# [Set problem]
Transcribe every entry word for word, leaving out all images.

# [Records to use]
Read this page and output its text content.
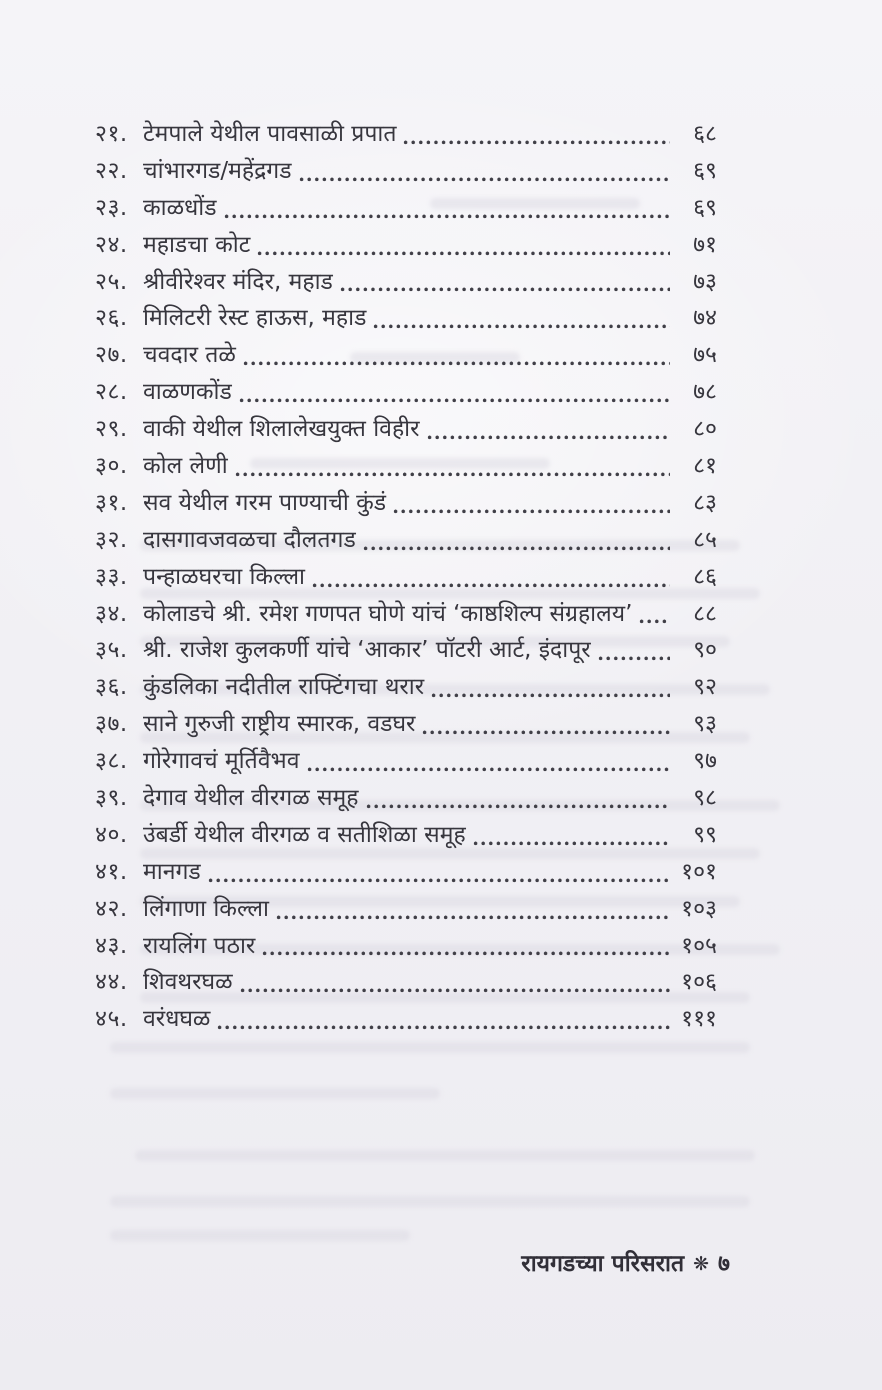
२१. टेमपाले येथील पावसाळी प्रपात	६८
२२. चांभारगड/महेंद्रगड	६९
२३. काळधोंड	६९
२४. महाडचा कोट	७१
२५. श्रीवीरेश्वर मंदिर, महाड	७३
२६. मिलिटरी रेस्ट हाऊस, महाड	७४
२७. चवदार तळे	७५
२८. वाळणकोंड	७८
२९. वाकी येथील शिलालेखयुक्त विहीर	८०
३०. कोल लेणी	८१
३१. सव येथील गरम पाण्याची कुंडं	८३
३२. दासगावजवळचा दौलतगड	८५
३३. पन्हाळघरचा किल्ला	८६
३४. कोलाडचे श्री. रमेश गणपत घोणे यांचं ‘काष्ठशिल्प संग्रहालय’	८८
३५. श्री. राजेश कुलकर्णी यांचे ‘आकार’ पॉटरी आर्ट, इंदापूर	९०
३६. कुंडलिका नदीतील राफ्टिंगचा थरार	९२
३७. साने गुरुजी राष्ट्रीय स्मारक, वडघर	९३
३८. गोरेगावचं मूर्तिवैभव	९७
३९. देगाव येथील वीरगळ समूह	९८
४०. उंबर्डी येथील वीरगळ व सतीशिळा समूह	९९
४१. मानगड	१०१
४२. लिंगाणा किल्ला	१०३
४३. रायलिंग पठार	१०५
४४. शिवथरघळ	१०६
४५. वरंधघळ	१११
रायगडच्या परिसरात ❋ ७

# [Exercise output]
Read this page and output its text content.
२१. टेमपाले येथील पावसाळी प्रपात	६८
२२. चांभारगड/महेंद्रगड	६९
२३. काळधोंड	६९
२४. महाडचा कोट	७१
२५. श्रीवीरेश्वर मंदिर, महाड	७३
२६. मिलिटरी रेस्ट हाऊस, महाड	७४
२७. चवदार तळे	७५
२८. वाळणकोंड	७८
२९. वाकी येथील शिलालेखयुक्त विहीर	८०
३०. कोल लेणी	८१
३१. सव येथील गरम पाण्याची कुंडं	८३
३२. दासगावजवळचा दौलतगड	८५
३३. पन्हाळघरचा किल्ला	८६
३४. कोलाडचे श्री. रमेश गणपत घोणे यांचं ‘काष्ठशिल्प संग्रहालय’	८८
३५. श्री. राजेश कुलकर्णी यांचे ‘आकार’ पॉटरी आर्ट, इंदापूर	९०
३६. कुंडलिका नदीतील राफ्टिंगचा थरार	९२
३७. साने गुरुजी राष्ट्रीय स्मारक, वडघर	९३
३८. गोरेगावचं मूर्तिवैभव	९७
३९. देगाव येथील वीरगळ समूह	९८
४०. उंबर्डी येथील वीरगळ व सतीशिळा समूह	९९
४१. मानगड	१०१
४२. लिंगाणा किल्ला	१०३
४३. रायलिंग पठार	१०५
४४. शिवथरघळ	१०६
४५. वरंधघळ	१११
रायगडच्या परिसरात ❋ ७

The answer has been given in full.